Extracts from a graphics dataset
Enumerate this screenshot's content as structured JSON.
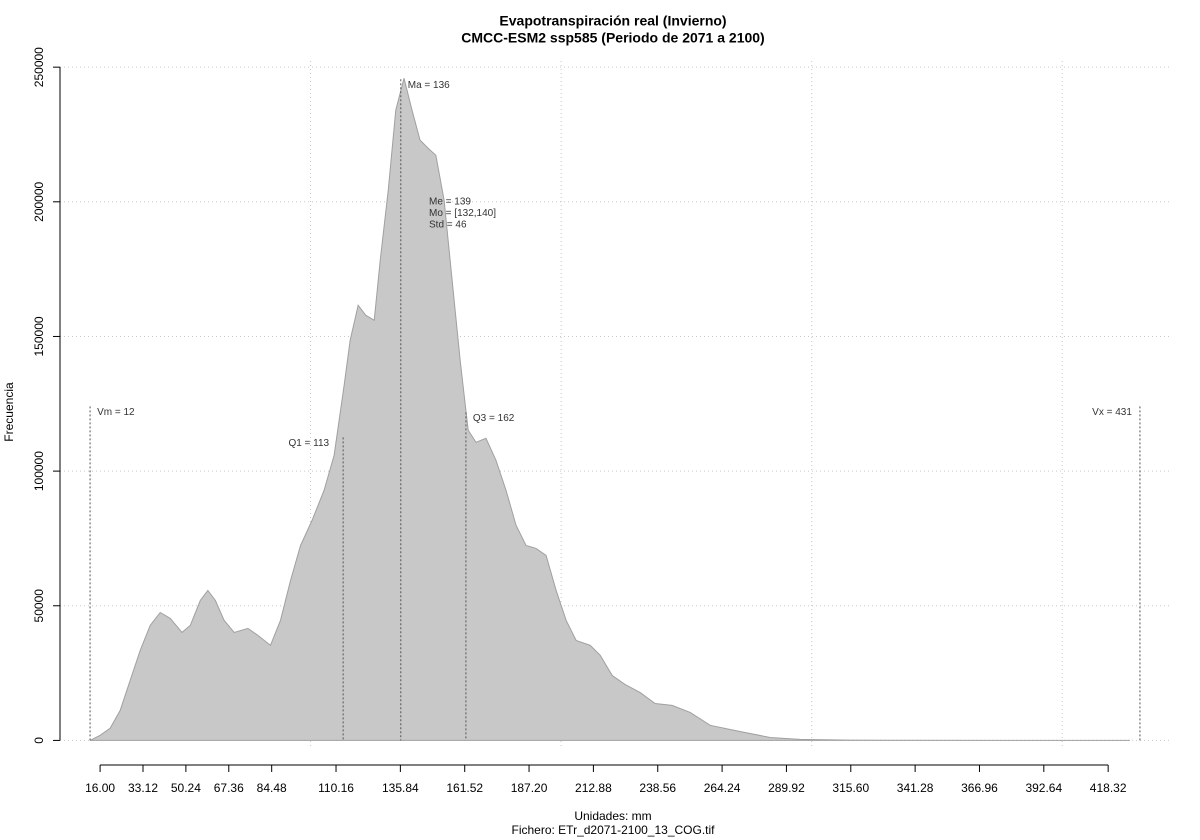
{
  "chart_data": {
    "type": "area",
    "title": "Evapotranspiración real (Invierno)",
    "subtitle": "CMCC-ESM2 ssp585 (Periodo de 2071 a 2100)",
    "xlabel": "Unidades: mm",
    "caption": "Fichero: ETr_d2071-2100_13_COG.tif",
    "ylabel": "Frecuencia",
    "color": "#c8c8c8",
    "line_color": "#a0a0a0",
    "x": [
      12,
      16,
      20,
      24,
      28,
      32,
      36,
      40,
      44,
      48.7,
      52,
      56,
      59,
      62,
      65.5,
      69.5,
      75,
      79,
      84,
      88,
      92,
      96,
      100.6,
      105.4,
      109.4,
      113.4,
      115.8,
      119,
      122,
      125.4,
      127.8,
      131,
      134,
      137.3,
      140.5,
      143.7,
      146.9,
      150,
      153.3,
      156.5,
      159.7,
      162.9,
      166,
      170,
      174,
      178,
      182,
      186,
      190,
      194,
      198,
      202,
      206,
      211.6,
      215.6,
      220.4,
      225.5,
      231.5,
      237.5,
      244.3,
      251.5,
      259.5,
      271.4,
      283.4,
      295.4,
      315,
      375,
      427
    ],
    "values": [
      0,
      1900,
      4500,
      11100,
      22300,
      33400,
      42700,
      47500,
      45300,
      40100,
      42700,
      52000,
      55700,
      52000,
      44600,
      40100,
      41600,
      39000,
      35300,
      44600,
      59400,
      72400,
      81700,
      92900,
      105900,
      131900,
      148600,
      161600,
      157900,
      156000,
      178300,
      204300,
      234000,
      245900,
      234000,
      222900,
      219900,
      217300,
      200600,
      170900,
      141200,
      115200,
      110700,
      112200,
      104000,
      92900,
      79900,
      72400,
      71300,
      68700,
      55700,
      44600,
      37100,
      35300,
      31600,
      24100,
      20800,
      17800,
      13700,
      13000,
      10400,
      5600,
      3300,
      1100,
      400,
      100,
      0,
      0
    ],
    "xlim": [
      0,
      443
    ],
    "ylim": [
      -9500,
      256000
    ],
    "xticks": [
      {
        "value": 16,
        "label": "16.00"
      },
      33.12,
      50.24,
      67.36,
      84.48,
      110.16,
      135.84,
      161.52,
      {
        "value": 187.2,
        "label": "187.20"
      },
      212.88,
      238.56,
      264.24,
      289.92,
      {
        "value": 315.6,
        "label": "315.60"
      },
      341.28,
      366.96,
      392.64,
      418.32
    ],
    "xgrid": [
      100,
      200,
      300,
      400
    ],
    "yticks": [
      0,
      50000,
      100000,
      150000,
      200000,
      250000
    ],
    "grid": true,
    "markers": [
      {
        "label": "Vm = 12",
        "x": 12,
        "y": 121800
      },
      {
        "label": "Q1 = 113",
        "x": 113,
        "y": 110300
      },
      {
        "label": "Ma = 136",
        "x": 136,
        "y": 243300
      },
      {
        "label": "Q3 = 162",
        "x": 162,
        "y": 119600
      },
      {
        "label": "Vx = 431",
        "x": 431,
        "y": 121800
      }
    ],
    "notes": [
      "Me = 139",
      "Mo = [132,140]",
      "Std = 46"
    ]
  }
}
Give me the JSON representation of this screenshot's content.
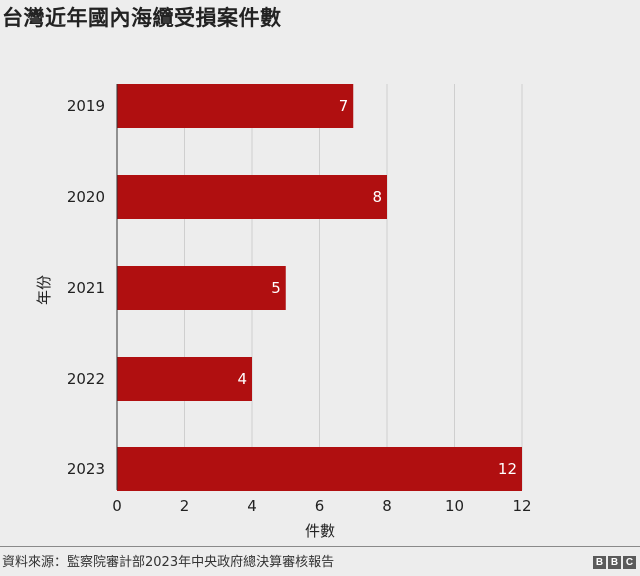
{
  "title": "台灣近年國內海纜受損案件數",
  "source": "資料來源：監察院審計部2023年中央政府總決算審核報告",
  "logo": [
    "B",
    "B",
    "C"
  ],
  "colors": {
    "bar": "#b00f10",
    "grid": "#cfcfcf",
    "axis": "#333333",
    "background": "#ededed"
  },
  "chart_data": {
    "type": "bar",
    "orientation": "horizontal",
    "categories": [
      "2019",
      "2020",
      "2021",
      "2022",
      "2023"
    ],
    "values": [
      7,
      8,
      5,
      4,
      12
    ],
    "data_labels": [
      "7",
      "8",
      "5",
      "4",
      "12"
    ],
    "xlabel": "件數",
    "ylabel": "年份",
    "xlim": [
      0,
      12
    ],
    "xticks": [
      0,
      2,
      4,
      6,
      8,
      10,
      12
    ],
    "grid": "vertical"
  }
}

§ **WHAT YOU HAVE TO DO**
Omit all pictures and write out, exactly, only the lines from the line containing "Give me the" through the last line of the entries above.

§ **EXERCISE ANSWER**
Give me the JSON representation of this screenshot's content.
{
  "title": "台灣近年國內海纜受損案件數",
  "source": "資料來源：監察院審計部2023年中央政府總決算審核報告",
  "logo": [
    "B",
    "B",
    "C"
  ],
  "colors": {
    "bar": "#b00f10",
    "grid": "#cfcfcf",
    "axis": "#333333",
    "background": "#ededed"
  },
  "chart_data": {
    "type": "bar",
    "orientation": "horizontal",
    "categories": [
      "2019",
      "2020",
      "2021",
      "2022",
      "2023"
    ],
    "values": [
      7,
      8,
      5,
      4,
      12
    ],
    "data_labels": [
      "7",
      "8",
      "5",
      "4",
      "12"
    ],
    "xlabel": "件數",
    "ylabel": "年份",
    "xlim": [
      0,
      12
    ],
    "xticks": [
      0,
      2,
      4,
      6,
      8,
      10,
      12
    ],
    "grid": "vertical"
  }
}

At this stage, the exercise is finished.